Exercise objective — Copy the data that follows exactly. Include no pictures.

####

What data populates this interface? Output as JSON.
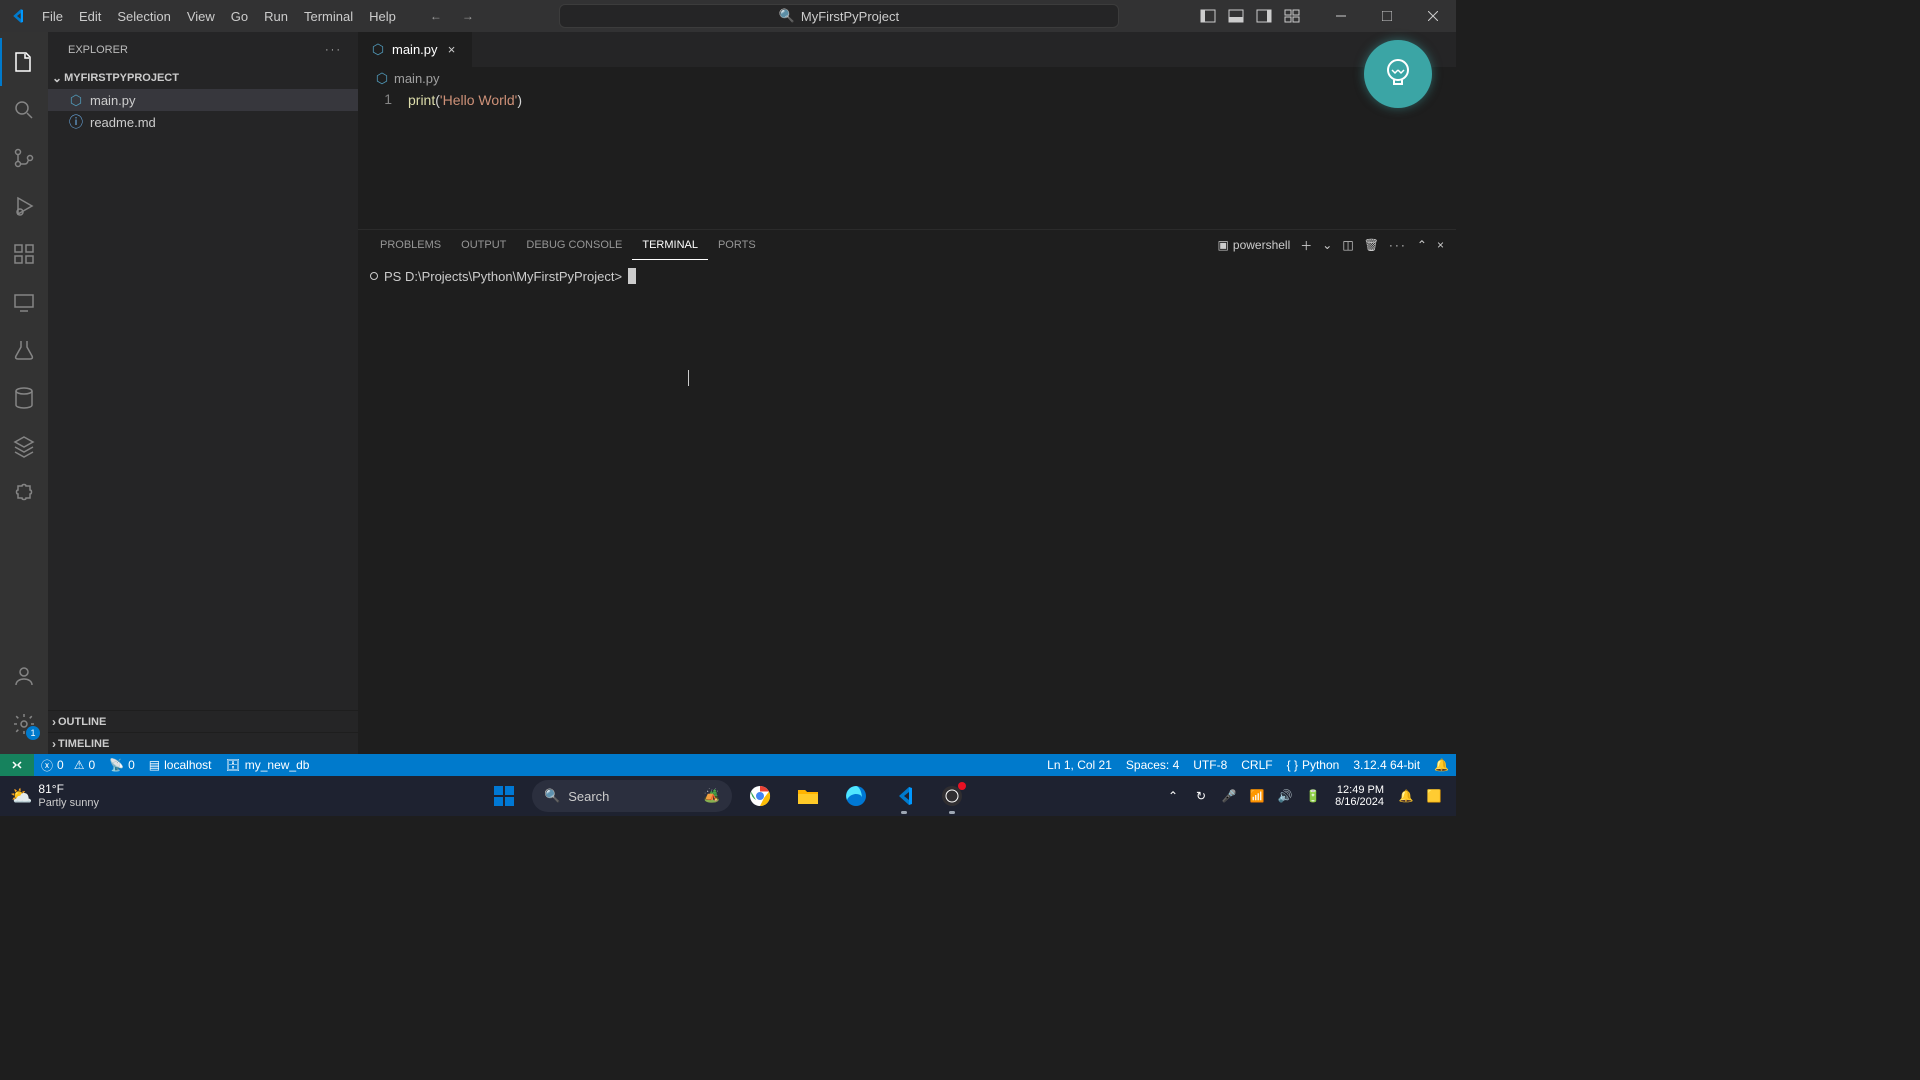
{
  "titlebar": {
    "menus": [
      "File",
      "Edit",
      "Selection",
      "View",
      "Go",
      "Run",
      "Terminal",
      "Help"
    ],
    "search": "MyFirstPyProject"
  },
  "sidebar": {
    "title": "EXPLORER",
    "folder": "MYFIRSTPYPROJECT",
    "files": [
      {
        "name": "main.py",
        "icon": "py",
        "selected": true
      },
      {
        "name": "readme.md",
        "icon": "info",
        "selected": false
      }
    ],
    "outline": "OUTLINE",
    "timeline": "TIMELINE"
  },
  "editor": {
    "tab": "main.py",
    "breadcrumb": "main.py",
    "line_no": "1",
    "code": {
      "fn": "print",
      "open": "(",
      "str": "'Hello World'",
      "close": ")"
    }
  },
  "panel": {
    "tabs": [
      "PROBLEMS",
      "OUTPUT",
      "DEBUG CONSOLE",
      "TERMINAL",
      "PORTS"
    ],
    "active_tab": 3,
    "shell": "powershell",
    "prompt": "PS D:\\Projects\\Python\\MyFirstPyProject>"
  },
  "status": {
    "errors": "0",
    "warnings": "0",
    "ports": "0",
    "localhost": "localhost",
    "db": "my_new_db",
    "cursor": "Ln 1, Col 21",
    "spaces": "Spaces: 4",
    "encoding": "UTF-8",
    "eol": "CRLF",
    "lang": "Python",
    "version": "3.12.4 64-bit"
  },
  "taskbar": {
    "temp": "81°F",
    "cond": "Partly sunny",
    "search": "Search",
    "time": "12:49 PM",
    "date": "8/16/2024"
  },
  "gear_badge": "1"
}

####

Result of this task —
What data populates this interface? Output as JSON.
{
  "titlebar": {
    "menus": [
      "File",
      "Edit",
      "Selection",
      "View",
      "Go",
      "Run",
      "Terminal",
      "Help"
    ],
    "search": "MyFirstPyProject"
  },
  "sidebar": {
    "title": "EXPLORER",
    "folder": "MYFIRSTPYPROJECT",
    "files": [
      {
        "name": "main.py",
        "icon": "py",
        "selected": true
      },
      {
        "name": "readme.md",
        "icon": "info",
        "selected": false
      }
    ],
    "outline": "OUTLINE",
    "timeline": "TIMELINE"
  },
  "editor": {
    "tab": "main.py",
    "breadcrumb": "main.py",
    "line_no": "1",
    "code": {
      "fn": "print",
      "open": "(",
      "str": "'Hello World'",
      "close": ")"
    }
  },
  "panel": {
    "tabs": [
      "PROBLEMS",
      "OUTPUT",
      "DEBUG CONSOLE",
      "TERMINAL",
      "PORTS"
    ],
    "active_tab": 3,
    "shell": "powershell",
    "prompt": "PS D:\\Projects\\Python\\MyFirstPyProject>"
  },
  "status": {
    "errors": "0",
    "warnings": "0",
    "ports": "0",
    "localhost": "localhost",
    "db": "my_new_db",
    "cursor": "Ln 1, Col 21",
    "spaces": "Spaces: 4",
    "encoding": "UTF-8",
    "eol": "CRLF",
    "lang": "Python",
    "version": "3.12.4 64-bit"
  },
  "taskbar": {
    "temp": "81°F",
    "cond": "Partly sunny",
    "search": "Search",
    "time": "12:49 PM",
    "date": "8/16/2024"
  },
  "gear_badge": "1"
}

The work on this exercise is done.